## Start WORKING DATA

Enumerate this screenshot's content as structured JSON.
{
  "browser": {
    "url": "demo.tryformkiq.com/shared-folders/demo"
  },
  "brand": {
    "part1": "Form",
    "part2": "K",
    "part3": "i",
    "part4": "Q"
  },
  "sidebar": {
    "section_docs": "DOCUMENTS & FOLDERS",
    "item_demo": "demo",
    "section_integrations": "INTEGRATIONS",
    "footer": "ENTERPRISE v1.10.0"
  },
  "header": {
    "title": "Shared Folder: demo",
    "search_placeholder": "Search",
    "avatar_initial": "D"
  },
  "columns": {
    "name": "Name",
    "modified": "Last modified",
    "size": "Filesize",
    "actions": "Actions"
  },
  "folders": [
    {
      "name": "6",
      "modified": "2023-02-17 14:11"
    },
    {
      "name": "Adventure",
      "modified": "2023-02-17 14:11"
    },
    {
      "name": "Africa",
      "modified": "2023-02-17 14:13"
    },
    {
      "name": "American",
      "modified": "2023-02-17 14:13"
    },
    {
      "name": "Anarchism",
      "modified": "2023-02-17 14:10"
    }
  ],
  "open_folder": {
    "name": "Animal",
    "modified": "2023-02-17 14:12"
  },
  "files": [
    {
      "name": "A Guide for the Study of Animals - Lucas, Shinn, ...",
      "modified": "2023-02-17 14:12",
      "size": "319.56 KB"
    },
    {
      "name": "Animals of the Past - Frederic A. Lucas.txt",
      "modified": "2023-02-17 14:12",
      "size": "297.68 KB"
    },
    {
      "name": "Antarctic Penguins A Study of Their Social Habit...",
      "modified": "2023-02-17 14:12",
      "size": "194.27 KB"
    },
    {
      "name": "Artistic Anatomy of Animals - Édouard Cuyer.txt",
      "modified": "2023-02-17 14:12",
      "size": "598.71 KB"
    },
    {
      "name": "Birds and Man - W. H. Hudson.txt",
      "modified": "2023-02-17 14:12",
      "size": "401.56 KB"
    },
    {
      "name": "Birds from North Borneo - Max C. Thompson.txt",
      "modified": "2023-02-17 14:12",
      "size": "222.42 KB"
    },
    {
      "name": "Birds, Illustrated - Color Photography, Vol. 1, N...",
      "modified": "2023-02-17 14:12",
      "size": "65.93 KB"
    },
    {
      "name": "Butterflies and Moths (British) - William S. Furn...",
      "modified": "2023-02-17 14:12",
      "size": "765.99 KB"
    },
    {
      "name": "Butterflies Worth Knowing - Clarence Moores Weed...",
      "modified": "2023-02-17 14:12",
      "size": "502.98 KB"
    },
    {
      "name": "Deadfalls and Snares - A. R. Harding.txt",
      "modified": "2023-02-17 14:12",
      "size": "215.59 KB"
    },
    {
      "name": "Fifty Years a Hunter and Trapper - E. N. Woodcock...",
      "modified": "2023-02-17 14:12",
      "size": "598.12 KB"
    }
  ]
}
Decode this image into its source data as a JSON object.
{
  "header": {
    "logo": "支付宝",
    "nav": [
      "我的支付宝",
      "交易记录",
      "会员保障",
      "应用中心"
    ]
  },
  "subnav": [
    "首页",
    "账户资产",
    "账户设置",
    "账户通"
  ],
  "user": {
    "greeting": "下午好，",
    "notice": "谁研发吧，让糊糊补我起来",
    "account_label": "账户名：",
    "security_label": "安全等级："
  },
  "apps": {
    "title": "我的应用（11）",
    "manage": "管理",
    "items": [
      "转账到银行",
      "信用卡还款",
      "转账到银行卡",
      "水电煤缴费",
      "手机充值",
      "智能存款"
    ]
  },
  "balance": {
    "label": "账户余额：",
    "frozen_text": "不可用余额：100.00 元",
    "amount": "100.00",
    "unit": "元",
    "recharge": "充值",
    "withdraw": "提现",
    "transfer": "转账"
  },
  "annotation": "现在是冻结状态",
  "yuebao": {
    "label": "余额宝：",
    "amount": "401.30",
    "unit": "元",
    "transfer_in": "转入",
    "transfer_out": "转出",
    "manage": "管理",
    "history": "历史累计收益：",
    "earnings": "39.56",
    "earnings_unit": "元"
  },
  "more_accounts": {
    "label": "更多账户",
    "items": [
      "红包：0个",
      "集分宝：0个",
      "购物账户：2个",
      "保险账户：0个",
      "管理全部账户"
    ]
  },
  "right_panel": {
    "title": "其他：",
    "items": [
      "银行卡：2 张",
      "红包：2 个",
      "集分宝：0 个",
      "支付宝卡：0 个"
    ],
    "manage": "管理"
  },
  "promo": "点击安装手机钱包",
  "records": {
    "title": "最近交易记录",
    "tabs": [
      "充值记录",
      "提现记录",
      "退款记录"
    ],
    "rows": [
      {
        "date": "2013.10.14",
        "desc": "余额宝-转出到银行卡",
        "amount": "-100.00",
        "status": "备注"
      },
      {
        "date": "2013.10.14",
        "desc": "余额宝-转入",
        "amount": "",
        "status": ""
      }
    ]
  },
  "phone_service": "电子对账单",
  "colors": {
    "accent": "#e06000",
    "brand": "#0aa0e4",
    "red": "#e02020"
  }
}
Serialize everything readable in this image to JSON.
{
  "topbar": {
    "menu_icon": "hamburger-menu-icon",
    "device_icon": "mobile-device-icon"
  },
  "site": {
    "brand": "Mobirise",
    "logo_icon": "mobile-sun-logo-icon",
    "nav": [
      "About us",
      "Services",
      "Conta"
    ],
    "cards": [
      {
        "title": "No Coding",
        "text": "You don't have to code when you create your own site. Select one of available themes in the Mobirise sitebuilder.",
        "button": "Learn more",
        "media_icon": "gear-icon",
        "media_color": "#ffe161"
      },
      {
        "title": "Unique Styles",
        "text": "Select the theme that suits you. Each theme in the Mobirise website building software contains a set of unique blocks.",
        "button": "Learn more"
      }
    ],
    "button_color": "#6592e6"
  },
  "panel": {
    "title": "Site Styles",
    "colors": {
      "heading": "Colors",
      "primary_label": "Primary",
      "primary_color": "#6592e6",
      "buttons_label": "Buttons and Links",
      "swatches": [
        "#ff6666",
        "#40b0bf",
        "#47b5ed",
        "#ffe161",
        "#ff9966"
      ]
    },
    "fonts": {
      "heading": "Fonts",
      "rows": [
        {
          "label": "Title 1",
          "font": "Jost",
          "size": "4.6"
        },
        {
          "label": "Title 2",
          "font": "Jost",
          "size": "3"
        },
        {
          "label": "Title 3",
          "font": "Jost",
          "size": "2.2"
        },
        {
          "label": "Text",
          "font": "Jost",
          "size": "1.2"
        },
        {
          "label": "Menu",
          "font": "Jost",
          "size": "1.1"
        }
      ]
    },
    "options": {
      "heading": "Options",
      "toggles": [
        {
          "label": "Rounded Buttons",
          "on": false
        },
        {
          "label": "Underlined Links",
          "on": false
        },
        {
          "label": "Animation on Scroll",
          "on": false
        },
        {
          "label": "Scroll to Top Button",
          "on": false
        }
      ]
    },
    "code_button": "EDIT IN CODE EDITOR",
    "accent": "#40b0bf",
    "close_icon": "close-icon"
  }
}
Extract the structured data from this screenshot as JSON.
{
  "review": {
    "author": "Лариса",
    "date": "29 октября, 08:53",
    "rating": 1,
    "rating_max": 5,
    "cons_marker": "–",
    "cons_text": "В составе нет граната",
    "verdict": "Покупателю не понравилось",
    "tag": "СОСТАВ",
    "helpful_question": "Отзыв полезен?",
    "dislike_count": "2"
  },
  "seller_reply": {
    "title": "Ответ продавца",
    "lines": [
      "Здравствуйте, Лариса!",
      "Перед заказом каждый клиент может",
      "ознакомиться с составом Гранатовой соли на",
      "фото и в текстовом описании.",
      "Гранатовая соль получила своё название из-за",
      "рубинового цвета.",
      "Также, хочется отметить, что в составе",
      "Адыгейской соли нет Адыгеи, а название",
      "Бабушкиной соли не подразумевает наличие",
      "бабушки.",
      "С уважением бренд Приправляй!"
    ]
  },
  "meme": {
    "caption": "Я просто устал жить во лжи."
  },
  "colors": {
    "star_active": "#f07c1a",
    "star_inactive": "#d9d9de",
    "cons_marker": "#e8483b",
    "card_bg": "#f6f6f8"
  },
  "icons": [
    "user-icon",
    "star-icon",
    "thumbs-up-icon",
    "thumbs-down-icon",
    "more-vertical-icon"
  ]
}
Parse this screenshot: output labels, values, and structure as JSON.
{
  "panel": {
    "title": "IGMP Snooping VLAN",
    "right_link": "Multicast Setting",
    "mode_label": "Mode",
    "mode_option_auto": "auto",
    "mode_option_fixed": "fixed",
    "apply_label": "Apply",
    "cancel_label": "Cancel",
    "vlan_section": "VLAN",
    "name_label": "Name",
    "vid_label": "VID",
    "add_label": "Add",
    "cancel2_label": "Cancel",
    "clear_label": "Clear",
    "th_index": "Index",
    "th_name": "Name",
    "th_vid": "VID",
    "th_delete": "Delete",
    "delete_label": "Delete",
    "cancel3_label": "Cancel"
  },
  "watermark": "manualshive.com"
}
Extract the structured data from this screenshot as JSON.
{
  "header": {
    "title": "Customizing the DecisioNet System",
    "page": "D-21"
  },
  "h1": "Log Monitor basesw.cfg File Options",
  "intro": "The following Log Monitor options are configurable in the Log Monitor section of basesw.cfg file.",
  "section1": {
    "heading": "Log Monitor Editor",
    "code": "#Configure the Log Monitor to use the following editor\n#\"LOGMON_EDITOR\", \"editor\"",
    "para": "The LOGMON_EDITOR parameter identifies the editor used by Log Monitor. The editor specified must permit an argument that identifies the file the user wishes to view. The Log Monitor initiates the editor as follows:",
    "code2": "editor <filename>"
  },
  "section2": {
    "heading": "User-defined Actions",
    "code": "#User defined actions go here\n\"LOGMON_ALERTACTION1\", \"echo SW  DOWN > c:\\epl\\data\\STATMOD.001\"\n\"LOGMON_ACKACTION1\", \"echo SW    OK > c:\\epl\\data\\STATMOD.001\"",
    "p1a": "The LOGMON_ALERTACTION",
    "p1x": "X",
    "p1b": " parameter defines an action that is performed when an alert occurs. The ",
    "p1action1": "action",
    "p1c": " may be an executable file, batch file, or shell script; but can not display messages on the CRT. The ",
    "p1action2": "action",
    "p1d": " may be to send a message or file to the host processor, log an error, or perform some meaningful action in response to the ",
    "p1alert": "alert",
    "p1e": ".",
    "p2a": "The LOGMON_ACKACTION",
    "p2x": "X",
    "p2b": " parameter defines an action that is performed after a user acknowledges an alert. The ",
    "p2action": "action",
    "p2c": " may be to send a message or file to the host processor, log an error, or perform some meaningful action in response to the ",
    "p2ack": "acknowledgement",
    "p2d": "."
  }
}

## End WORKING DATA

_TASK PROMPT_
Determine how many lines in the data above contain the string "Lucas". Give nothing except the number.

_COMPLETE ANSWER_
2